TASK DIRECTIONS:
Every line with the word "text" in it should be extracted from the data that follows.

DATA TO PROCESS:
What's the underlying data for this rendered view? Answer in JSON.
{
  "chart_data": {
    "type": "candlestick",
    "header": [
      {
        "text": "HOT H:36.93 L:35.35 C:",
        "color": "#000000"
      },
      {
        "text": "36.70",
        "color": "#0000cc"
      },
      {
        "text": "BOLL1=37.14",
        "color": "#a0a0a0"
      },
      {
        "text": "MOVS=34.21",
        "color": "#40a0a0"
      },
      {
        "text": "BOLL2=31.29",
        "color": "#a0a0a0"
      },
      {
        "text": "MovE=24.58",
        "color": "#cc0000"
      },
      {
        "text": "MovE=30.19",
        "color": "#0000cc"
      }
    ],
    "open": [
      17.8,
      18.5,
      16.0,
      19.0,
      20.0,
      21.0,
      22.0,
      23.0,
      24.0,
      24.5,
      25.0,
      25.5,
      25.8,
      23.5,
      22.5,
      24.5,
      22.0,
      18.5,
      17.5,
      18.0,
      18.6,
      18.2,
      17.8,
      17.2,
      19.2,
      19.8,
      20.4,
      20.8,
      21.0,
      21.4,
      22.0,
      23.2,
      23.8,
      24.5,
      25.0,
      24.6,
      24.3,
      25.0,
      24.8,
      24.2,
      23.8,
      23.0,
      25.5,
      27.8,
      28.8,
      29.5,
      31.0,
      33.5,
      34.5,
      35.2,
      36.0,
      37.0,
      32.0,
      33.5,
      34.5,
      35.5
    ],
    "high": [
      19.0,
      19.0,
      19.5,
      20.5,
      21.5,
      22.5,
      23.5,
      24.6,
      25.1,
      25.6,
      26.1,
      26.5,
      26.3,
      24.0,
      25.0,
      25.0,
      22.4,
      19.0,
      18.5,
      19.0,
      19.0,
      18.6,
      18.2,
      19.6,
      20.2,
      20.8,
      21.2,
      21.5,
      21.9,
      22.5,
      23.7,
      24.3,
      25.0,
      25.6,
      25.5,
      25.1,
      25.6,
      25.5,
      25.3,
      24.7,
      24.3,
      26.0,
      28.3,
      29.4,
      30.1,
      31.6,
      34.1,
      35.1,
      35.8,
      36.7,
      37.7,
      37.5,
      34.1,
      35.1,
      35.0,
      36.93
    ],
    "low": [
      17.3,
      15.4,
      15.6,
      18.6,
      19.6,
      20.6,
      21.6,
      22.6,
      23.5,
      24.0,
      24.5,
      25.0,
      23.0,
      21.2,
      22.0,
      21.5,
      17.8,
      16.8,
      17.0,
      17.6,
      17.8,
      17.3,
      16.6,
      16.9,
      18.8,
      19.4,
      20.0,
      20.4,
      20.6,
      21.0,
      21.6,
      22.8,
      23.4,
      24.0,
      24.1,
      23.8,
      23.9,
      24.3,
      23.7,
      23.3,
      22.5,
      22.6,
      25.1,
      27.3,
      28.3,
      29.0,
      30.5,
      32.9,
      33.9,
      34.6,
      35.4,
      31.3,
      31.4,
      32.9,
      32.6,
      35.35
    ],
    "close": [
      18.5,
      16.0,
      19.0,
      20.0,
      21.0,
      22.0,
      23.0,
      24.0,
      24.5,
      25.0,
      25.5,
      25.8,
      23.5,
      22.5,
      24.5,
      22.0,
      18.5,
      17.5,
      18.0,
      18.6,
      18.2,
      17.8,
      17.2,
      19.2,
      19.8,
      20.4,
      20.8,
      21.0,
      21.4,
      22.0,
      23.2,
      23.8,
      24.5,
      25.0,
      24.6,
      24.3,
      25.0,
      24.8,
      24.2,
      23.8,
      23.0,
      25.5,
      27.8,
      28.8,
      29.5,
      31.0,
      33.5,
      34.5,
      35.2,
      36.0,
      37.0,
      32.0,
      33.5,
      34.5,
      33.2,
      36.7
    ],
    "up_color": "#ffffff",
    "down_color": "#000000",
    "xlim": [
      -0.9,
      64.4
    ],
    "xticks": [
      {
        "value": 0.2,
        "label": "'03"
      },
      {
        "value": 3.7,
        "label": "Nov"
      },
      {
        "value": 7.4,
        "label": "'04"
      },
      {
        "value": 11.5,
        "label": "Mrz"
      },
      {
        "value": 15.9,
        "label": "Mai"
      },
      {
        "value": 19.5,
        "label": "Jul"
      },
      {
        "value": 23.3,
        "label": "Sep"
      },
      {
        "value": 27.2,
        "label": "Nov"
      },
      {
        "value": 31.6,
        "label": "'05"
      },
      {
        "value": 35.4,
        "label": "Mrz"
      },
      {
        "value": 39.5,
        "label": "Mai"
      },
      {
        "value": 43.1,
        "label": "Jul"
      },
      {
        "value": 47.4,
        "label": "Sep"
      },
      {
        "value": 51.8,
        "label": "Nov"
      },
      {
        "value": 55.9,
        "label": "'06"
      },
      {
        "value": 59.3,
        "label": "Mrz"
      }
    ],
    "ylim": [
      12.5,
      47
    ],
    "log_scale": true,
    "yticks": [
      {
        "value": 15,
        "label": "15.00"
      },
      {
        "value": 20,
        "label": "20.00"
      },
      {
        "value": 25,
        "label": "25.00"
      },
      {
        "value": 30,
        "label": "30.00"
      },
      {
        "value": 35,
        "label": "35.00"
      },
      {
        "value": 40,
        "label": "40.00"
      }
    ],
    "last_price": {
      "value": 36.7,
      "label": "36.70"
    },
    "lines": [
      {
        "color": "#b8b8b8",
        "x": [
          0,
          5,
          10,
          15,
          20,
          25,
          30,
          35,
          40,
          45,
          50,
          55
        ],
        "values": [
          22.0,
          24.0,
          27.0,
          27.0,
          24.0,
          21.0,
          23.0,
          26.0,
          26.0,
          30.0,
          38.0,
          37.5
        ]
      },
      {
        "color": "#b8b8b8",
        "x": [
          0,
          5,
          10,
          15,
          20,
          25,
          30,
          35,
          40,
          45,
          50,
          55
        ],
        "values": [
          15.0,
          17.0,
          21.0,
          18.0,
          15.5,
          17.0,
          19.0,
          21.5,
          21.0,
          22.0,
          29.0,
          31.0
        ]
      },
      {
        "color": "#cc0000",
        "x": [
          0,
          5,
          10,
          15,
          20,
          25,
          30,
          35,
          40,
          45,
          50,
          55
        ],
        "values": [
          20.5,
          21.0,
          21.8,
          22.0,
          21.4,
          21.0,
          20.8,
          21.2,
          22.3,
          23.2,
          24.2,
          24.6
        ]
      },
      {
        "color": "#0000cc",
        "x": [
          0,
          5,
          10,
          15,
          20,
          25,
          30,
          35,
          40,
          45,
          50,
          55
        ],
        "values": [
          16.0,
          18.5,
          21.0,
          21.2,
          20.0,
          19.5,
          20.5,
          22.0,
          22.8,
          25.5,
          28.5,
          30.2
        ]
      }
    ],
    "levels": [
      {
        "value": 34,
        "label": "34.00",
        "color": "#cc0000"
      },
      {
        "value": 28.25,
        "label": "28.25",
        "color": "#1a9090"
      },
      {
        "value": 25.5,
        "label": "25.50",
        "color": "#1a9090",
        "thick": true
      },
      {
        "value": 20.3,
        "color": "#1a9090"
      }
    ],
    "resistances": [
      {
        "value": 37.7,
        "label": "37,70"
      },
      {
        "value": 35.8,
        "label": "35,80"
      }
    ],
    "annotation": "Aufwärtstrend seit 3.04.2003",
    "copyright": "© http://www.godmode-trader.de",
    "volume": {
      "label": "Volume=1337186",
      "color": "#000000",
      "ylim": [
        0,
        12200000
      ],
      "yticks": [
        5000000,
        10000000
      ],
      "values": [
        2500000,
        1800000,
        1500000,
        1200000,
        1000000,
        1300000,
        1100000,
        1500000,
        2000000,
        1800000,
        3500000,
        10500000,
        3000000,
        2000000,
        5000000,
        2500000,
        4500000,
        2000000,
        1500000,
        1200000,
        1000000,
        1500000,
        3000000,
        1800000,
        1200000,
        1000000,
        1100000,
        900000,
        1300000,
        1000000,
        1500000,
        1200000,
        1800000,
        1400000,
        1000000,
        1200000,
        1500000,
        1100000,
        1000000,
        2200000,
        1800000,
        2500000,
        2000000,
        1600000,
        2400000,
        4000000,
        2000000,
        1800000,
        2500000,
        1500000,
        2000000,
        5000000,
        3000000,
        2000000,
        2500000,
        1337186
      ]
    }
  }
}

CORRECT OUTPUT:
        "text": "HOT H:36.93 L:35.35 C:",
        "text": "36.70",
        "text": "BOLL1=37.14",
        "text": "MOVS=34.21",
        "text": "BOLL2=31.29",
        "text": "MovE=24.58",
        "text": "MovE=30.19",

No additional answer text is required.